What is needed
Determine which lines contain the word "have", then copy those lines.
***** Exercise material *****
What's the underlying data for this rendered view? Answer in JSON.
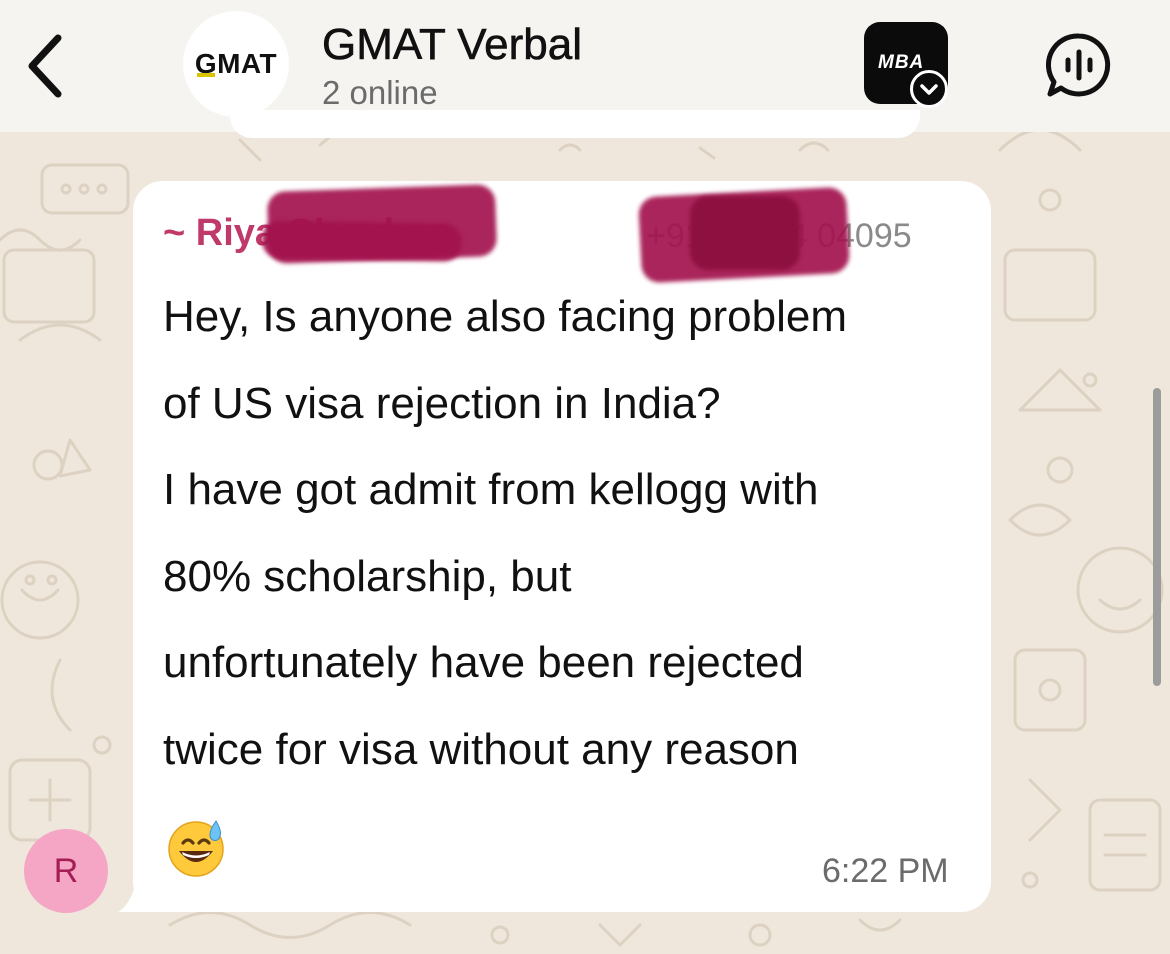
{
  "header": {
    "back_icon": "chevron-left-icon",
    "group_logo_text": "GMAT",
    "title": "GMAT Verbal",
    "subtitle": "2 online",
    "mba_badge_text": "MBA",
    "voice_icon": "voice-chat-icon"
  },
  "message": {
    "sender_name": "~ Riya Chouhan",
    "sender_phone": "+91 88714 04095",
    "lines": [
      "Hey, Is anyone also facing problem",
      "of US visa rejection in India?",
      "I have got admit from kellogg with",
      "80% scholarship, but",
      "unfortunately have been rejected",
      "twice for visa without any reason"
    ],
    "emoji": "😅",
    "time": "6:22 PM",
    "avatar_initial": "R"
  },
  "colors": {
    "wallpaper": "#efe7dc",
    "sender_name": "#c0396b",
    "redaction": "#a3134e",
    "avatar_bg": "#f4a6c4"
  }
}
*****
***** Exercise material *****
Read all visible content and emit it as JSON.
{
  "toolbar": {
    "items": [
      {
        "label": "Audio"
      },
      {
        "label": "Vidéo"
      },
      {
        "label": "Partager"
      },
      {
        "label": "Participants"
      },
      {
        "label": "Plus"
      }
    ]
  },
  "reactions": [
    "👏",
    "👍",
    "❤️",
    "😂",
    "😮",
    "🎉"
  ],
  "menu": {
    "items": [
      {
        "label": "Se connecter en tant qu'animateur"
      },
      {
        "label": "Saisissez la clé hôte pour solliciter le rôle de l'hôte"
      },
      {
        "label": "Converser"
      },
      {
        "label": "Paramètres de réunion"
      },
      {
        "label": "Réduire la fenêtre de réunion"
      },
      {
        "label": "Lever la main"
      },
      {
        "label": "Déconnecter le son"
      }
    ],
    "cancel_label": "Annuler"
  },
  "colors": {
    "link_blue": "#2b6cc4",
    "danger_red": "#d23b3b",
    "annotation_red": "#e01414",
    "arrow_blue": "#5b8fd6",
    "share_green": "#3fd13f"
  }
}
*****
The answer
      "I have got admit from kellogg with",
      "unfortunately have been rejected",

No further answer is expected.